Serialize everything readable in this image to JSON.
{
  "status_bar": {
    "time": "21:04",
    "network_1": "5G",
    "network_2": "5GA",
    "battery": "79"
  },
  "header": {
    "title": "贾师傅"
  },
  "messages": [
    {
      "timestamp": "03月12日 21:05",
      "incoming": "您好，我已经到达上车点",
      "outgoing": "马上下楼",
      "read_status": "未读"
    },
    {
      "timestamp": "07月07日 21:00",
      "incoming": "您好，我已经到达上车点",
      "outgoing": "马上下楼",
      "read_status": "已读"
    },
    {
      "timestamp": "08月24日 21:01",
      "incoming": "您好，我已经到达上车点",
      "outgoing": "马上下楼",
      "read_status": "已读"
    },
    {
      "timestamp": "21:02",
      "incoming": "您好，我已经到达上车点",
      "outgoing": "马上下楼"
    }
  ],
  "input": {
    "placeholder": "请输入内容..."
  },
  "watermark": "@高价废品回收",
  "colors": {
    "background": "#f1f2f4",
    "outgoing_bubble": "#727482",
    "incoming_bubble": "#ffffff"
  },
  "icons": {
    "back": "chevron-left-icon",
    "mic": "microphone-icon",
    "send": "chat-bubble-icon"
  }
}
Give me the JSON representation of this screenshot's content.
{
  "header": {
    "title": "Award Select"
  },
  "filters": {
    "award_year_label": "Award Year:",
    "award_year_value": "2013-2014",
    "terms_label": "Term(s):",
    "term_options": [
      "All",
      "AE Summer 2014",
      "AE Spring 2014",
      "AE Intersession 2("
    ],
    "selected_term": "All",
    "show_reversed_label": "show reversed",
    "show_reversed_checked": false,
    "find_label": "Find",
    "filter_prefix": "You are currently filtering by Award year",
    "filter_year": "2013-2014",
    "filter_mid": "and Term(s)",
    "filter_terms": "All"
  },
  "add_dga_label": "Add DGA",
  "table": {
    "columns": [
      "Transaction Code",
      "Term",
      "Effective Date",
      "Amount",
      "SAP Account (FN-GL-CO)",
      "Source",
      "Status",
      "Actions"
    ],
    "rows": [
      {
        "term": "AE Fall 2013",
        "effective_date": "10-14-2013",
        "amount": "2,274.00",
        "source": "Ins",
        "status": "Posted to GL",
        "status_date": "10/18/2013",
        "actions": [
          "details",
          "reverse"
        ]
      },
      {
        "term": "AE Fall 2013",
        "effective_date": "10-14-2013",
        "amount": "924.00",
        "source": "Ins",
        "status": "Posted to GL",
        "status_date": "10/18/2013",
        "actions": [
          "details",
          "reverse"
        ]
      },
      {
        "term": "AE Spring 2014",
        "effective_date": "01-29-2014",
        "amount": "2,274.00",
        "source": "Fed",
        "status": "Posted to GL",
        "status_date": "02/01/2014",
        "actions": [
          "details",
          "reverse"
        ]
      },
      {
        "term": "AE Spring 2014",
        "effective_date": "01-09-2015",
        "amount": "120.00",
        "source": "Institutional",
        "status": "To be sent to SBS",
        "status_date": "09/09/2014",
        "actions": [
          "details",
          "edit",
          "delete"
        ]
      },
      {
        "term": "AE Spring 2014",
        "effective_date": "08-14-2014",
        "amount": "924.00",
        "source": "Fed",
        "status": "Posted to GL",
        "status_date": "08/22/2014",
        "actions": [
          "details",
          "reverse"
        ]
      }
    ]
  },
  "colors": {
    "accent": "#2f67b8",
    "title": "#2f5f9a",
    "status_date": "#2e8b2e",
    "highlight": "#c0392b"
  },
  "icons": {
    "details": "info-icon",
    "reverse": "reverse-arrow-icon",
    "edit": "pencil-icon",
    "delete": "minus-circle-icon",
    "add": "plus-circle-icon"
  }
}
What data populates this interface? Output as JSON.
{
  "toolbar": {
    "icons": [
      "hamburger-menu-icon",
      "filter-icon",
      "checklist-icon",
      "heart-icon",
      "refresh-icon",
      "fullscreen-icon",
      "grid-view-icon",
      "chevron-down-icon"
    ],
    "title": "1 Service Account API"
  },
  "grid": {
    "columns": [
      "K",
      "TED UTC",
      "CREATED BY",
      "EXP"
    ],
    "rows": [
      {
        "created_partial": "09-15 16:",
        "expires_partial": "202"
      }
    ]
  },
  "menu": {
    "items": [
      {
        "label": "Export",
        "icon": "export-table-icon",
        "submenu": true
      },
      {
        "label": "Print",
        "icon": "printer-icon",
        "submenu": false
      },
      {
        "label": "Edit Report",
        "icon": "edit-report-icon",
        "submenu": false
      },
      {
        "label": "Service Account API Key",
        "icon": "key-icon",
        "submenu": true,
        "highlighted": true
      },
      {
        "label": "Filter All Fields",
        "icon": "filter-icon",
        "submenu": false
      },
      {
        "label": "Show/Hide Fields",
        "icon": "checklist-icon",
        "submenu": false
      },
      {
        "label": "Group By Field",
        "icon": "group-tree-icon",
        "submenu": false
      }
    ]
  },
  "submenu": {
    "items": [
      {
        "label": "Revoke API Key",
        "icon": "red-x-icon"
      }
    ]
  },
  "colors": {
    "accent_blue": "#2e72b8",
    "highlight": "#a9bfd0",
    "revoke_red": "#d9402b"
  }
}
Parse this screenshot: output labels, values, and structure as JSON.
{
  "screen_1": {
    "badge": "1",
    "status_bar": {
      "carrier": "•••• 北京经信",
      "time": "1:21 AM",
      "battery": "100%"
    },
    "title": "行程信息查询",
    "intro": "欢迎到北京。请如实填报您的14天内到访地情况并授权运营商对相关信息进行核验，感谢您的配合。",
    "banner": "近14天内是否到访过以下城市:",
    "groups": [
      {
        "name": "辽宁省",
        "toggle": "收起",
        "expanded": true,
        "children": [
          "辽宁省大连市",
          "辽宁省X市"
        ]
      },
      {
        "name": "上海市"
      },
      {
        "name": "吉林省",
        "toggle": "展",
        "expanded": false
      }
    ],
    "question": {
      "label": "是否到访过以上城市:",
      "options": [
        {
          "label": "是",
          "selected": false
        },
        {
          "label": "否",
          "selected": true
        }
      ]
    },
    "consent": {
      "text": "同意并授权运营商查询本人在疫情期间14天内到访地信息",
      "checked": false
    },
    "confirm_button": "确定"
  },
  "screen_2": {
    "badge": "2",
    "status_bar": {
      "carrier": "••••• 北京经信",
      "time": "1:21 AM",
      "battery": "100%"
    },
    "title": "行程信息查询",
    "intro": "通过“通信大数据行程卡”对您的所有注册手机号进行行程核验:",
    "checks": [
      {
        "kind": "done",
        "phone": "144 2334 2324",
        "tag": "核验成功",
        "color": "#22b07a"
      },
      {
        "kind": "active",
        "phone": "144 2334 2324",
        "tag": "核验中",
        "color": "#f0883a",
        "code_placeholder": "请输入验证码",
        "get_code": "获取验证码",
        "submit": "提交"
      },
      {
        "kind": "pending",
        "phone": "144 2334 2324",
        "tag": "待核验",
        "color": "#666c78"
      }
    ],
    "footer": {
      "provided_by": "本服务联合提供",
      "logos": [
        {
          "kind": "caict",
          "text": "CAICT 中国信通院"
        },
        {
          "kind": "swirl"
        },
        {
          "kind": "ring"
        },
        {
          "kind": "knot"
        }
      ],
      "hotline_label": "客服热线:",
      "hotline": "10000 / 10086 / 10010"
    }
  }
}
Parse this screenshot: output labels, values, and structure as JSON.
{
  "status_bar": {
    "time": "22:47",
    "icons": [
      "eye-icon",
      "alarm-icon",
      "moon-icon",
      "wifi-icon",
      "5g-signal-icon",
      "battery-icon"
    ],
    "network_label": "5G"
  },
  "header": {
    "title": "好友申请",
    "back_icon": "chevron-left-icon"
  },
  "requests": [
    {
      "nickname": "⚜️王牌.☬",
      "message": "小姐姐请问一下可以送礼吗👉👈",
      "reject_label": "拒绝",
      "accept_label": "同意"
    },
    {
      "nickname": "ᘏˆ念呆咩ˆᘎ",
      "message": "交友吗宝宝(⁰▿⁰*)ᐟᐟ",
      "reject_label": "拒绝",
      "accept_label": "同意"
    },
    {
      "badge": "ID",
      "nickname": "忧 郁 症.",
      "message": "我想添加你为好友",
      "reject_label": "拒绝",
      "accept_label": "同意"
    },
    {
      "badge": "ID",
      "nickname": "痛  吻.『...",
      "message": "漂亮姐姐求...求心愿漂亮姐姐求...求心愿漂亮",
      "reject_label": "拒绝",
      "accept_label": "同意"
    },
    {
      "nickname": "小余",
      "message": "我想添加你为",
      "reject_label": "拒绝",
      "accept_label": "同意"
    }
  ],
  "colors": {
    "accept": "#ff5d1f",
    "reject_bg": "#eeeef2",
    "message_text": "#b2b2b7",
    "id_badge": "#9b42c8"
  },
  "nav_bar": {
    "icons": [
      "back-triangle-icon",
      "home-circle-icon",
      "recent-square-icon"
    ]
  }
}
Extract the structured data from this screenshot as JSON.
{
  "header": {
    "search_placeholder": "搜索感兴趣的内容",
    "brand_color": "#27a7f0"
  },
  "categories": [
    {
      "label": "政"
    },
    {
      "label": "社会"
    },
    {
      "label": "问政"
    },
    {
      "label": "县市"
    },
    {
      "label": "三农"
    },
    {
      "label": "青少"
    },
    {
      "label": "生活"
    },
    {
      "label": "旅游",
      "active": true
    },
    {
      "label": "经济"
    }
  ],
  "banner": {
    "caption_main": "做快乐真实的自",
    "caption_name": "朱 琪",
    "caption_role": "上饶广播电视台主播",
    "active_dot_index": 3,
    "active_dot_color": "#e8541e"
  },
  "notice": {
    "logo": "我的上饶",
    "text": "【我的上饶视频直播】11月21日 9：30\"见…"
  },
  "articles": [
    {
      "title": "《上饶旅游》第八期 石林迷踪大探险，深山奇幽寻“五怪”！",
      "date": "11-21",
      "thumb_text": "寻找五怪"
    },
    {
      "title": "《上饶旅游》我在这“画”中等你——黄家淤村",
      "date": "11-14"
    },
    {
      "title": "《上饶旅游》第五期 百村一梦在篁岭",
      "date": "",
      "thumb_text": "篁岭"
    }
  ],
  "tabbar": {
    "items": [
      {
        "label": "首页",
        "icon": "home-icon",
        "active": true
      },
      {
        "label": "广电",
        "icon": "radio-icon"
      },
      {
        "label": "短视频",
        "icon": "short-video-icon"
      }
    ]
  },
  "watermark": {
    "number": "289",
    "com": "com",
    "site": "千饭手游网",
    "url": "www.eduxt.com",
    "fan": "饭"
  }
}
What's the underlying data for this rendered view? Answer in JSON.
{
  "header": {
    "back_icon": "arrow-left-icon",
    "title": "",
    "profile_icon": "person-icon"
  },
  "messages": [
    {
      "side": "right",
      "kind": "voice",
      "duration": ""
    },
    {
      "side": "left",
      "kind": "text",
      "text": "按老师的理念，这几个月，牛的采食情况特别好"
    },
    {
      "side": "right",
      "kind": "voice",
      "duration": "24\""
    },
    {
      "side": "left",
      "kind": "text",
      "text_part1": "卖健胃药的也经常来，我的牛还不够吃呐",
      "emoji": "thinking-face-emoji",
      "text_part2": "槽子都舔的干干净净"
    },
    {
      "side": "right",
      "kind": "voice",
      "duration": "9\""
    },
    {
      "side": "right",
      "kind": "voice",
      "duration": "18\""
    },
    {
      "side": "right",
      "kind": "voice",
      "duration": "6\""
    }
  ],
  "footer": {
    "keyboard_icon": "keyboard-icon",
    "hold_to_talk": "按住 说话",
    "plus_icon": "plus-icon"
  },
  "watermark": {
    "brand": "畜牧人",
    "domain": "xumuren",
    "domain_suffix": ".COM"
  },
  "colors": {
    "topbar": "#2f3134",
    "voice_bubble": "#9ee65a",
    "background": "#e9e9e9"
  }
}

**Requirement**. Collect each line above holding the string "nickname".

**Answer to this task**.
      "nickname": "⚜️王牌.☬",
      "nickname": "ᘏˆ念呆咩ˆᘎ",
      "nickname": "忧 郁 症.",
      "nickname": "痛  吻.『...",
      "nickname": "小余",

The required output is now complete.